Job:
Below are some records. Copy every line in them that holds "用于转矩马达控制".
-- -- --
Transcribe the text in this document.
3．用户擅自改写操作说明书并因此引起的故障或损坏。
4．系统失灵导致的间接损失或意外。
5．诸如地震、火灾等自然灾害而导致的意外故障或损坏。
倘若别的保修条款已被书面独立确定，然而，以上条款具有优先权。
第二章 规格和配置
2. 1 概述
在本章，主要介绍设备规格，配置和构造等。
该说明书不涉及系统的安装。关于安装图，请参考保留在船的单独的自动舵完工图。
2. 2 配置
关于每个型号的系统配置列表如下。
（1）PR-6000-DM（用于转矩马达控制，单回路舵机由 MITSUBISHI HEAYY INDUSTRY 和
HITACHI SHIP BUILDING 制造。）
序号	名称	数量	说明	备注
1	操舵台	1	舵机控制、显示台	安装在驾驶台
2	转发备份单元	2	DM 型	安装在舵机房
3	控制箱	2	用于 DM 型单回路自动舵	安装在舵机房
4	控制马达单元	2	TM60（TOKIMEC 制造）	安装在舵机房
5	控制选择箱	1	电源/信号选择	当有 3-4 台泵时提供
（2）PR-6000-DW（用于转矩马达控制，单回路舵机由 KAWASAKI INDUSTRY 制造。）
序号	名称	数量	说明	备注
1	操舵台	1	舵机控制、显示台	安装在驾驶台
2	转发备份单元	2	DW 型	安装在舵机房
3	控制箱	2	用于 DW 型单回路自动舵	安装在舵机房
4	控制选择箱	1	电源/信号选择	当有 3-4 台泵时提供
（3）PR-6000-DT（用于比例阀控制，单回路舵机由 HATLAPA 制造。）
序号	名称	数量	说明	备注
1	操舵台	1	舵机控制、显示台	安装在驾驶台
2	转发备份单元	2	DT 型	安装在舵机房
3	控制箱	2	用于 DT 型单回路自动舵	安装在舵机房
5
-- -- --
Answer to this task:
（1）PR-6000-DM（用于转矩马达控制，单回路舵机由 MITSUBISHI HEAYY INDUSTRY 和
（2）PR-6000-DW（用于转矩马达控制，单回路舵机由 KAWASAKI INDUSTRY 制造。）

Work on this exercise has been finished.